*Exercise*. Give an exact copy of every line, leaving images out.

— START OF Records provided —

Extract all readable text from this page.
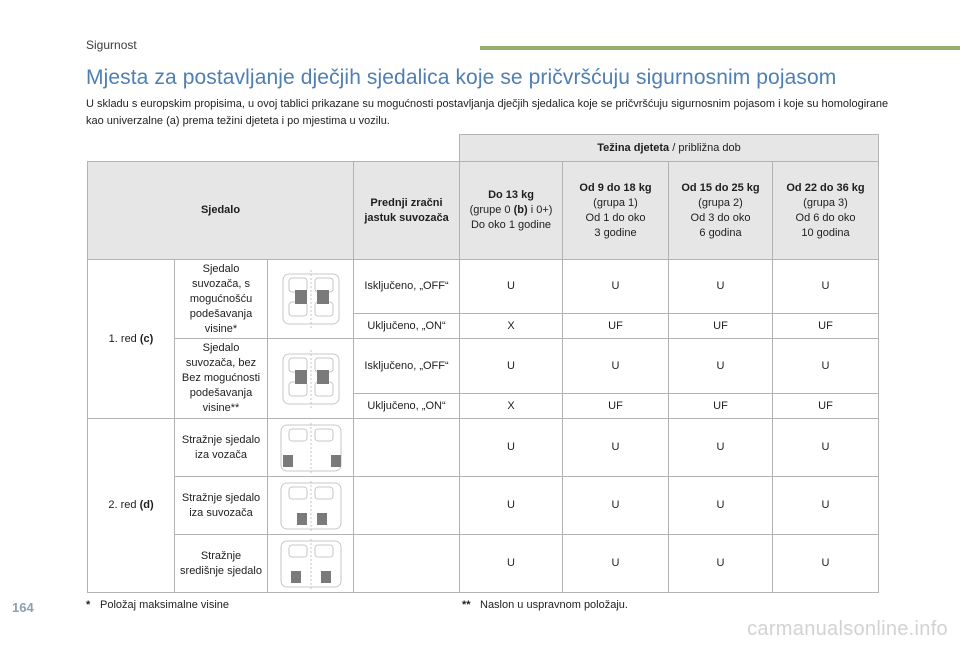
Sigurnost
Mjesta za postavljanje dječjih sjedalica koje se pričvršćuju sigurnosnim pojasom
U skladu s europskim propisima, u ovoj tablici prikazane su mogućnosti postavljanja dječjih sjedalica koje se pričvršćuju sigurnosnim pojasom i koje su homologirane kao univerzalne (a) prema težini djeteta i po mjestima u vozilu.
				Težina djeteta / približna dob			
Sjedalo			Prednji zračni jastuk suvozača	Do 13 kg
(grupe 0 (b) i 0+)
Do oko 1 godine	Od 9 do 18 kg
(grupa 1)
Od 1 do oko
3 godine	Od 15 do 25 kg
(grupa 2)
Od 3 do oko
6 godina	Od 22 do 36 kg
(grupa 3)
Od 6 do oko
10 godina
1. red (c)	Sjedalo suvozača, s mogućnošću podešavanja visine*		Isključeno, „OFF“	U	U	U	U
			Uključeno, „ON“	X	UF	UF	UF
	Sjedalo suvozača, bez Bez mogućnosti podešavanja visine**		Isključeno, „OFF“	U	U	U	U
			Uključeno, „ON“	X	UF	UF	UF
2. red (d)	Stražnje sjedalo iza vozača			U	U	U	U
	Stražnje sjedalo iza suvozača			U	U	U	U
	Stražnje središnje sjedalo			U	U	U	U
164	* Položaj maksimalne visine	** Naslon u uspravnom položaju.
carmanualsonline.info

— END OF Records provided —

*Response*.
Extract all readable text from this page.
Sigurnost
Mjesta za postavljanje dječjih sjedalica koje se pričvršćuju sigurnosnim pojasom
U skladu s europskim propisima, u ovoj tablici prikazane su mogućnosti postavljanja dječjih sjedalica koje se pričvršćuju sigurnosnim pojasom i koje su homologirane kao univerzalne (a) prema težini djeteta i po mjestima u vozilu.
				Težina djeteta / približna dob			
Sjedalo			Prednji zračni jastuk suvozača	Do 13 kg
(grupe 0 (b) i 0+)
Do oko 1 godine	Od 9 do 18 kg
(grupa 1)
Od 1 do oko
3 godine	Od 15 do 25 kg
(grupa 2)
Od 3 do oko
6 godina	Od 22 do 36 kg
(grupa 3)
Od 6 do oko
10 godina
1. red (c)	Sjedalo suvozača, s mogućnošću podešavanja visine*		Isključeno, „OFF“	U	U	U	U
			Uključeno, „ON“	X	UF	UF	UF
	Sjedalo suvozača, bez Bez mogućnosti podešavanja visine**		Isključeno, „OFF“	U	U	U	U
			Uključeno, „ON“	X	UF	UF	UF
2. red (d)	Stražnje sjedalo iza vozača			U	U	U	U
	Stražnje sjedalo iza suvozača			U	U	U	U
	Stražnje središnje sjedalo			U	U	U	U
164	* Položaj maksimalne visine	** Naslon u uspravnom položaju.
carmanualsonline.info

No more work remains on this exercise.